▶ EXERCISE DIRECTIONS: Retype the records below word for word and omit any image.

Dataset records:
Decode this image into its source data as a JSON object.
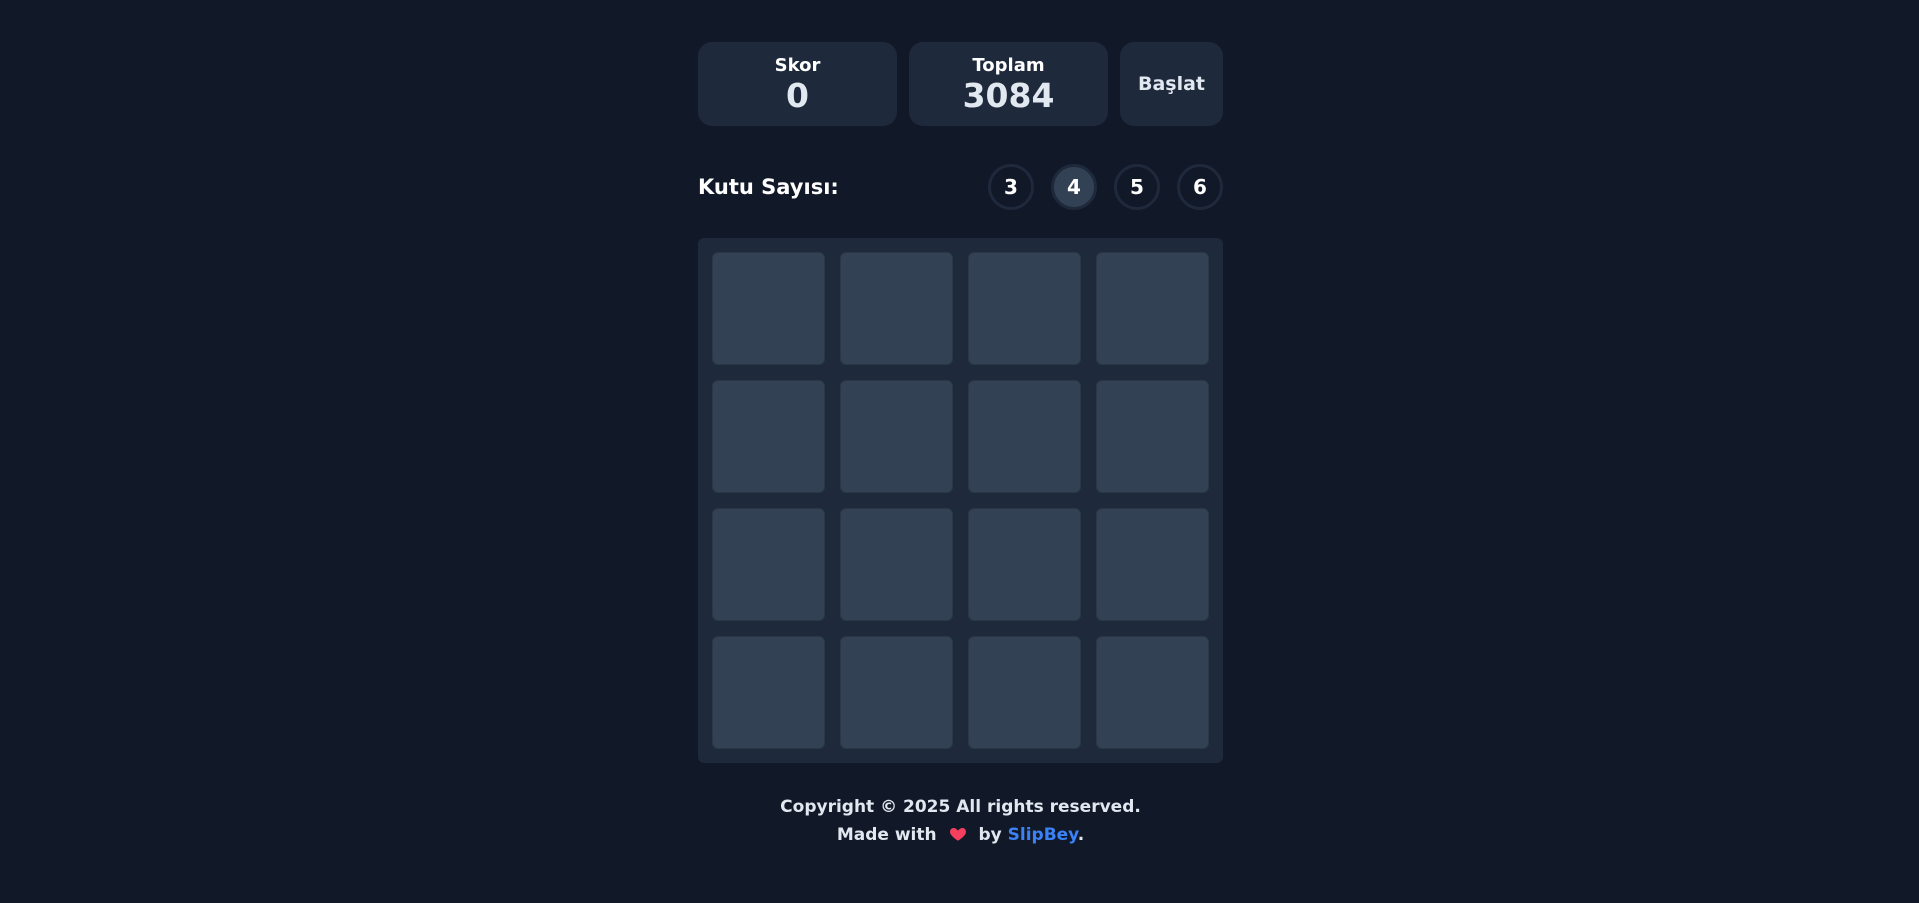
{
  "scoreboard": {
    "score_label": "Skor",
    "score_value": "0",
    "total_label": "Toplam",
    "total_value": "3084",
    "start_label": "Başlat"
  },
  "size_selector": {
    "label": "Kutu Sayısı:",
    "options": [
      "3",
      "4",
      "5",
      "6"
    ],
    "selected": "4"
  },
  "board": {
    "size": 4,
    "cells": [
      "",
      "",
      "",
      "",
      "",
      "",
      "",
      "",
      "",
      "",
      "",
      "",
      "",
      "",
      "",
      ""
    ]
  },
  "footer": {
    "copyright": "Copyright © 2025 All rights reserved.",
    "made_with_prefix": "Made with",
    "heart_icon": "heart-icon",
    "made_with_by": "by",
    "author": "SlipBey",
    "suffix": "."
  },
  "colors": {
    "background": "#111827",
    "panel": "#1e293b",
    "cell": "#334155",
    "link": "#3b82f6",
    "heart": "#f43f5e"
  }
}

▶ PROBLEM SOLUTION:
Decode this image into its source data as a JSON object.
{
  "scoreboard": {
    "score_label": "Skor",
    "score_value": "0",
    "total_label": "Toplam",
    "total_value": "3084",
    "start_label": "Başlat"
  },
  "size_selector": {
    "label": "Kutu Sayısı:",
    "options": [
      "3",
      "4",
      "5",
      "6"
    ],
    "selected": "4"
  },
  "board": {
    "size": 4,
    "cells": [
      "",
      "",
      "",
      "",
      "",
      "",
      "",
      "",
      "",
      "",
      "",
      "",
      "",
      "",
      "",
      ""
    ]
  },
  "footer": {
    "copyright": "Copyright © 2025 All rights reserved.",
    "made_with_prefix": "Made with",
    "heart_icon": "heart-icon",
    "made_with_by": "by",
    "author": "SlipBey",
    "suffix": "."
  },
  "colors": {
    "background": "#111827",
    "panel": "#1e293b",
    "cell": "#334155",
    "link": "#3b82f6",
    "heart": "#f43f5e"
  }
}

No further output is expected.